>> start

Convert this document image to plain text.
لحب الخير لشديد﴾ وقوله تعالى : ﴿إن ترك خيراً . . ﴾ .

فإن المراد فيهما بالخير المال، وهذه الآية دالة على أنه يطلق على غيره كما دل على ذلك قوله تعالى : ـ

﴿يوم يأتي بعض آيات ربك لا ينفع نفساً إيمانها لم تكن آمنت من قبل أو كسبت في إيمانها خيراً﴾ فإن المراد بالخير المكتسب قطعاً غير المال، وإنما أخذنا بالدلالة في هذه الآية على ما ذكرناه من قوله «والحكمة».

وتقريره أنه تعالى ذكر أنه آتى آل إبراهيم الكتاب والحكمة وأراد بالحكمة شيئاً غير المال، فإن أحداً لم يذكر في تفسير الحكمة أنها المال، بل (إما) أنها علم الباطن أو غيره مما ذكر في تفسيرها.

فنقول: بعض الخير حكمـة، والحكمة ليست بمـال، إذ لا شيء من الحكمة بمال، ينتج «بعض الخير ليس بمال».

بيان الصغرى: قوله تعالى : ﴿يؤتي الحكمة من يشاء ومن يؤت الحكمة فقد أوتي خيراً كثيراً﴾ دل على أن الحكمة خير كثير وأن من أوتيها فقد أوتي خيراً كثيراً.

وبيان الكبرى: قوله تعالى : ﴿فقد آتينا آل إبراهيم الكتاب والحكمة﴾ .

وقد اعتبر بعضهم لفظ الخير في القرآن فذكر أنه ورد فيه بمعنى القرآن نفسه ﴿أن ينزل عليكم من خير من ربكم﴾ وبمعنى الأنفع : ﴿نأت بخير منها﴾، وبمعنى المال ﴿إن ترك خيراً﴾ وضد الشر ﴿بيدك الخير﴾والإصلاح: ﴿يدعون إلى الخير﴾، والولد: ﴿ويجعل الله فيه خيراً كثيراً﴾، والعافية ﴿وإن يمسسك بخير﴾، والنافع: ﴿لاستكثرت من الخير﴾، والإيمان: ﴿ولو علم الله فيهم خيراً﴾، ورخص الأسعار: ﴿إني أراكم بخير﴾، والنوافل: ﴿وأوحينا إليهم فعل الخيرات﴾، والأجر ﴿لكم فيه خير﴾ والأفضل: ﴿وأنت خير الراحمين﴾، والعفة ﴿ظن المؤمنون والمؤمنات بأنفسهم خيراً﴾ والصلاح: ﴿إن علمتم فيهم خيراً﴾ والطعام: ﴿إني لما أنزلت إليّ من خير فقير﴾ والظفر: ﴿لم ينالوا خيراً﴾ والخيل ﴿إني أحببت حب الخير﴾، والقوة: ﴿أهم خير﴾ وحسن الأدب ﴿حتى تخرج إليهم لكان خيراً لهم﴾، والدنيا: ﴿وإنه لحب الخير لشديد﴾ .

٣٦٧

>> end

All of the entries should be written out again exactly.

Final answer
Convert this document image to plain text.
لحب الخير لشديد﴾ وقوله تعالى : ﴿إن ترك خيراً . . ﴾ .

فإن المراد فيهما بالخير المال، وهذه الآية دالة على أنه يطلق على غيره كما دل على ذلك قوله تعالى : ـ

﴿يوم يأتي بعض آيات ربك لا ينفع نفساً إيمانها لم تكن آمنت من قبل أو كسبت في إيمانها خيراً﴾ فإن المراد بالخير المكتسب قطعاً غير المال، وإنما أخذنا بالدلالة في هذه الآية على ما ذكرناه من قوله «والحكمة».

وتقريره أنه تعالى ذكر أنه آتى آل إبراهيم الكتاب والحكمة وأراد بالحكمة شيئاً غير المال، فإن أحداً لم يذكر في تفسير الحكمة أنها المال، بل (إما) أنها علم الباطن أو غيره مما ذكر في تفسيرها.

فنقول: بعض الخير حكمـة، والحكمة ليست بمـال، إذ لا شيء من الحكمة بمال، ينتج «بعض الخير ليس بمال».

بيان الصغرى: قوله تعالى : ﴿يؤتي الحكمة من يشاء ومن يؤت الحكمة فقد أوتي خيراً كثيراً﴾ دل على أن الحكمة خير كثير وأن من أوتيها فقد أوتي خيراً كثيراً.

وبيان الكبرى: قوله تعالى : ﴿فقد آتينا آل إبراهيم الكتاب والحكمة﴾ .

وقد اعتبر بعضهم لفظ الخير في القرآن فذكر أنه ورد فيه بمعنى القرآن نفسه ﴿أن ينزل عليكم من خير من ربكم﴾ وبمعنى الأنفع : ﴿نأت بخير منها﴾، وبمعنى المال ﴿إن ترك خيراً﴾ وضد الشر ﴿بيدك الخير﴾والإصلاح: ﴿يدعون إلى الخير﴾، والولد: ﴿ويجعل الله فيه خيراً كثيراً﴾، والعافية ﴿وإن يمسسك بخير﴾، والنافع: ﴿لاستكثرت من الخير﴾، والإيمان: ﴿ولو علم الله فيهم خيراً﴾، ورخص الأسعار: ﴿إني أراكم بخير﴾، والنوافل: ﴿وأوحينا إليهم فعل الخيرات﴾، والأجر ﴿لكم فيه خير﴾ والأفضل: ﴿وأنت خير الراحمين﴾، والعفة ﴿ظن المؤمنون والمؤمنات بأنفسهم خيراً﴾ والصلاح: ﴿إن علمتم فيهم خيراً﴾ والطعام: ﴿إني لما أنزلت إليّ من خير فقير﴾ والظفر: ﴿لم ينالوا خيراً﴾ والخيل ﴿إني أحببت حب الخير﴾، والقوة: ﴿أهم خير﴾ وحسن الأدب ﴿حتى تخرج إليهم لكان خيراً لهم﴾، والدنيا: ﴿وإنه لحب الخير لشديد﴾ .

٣٦٧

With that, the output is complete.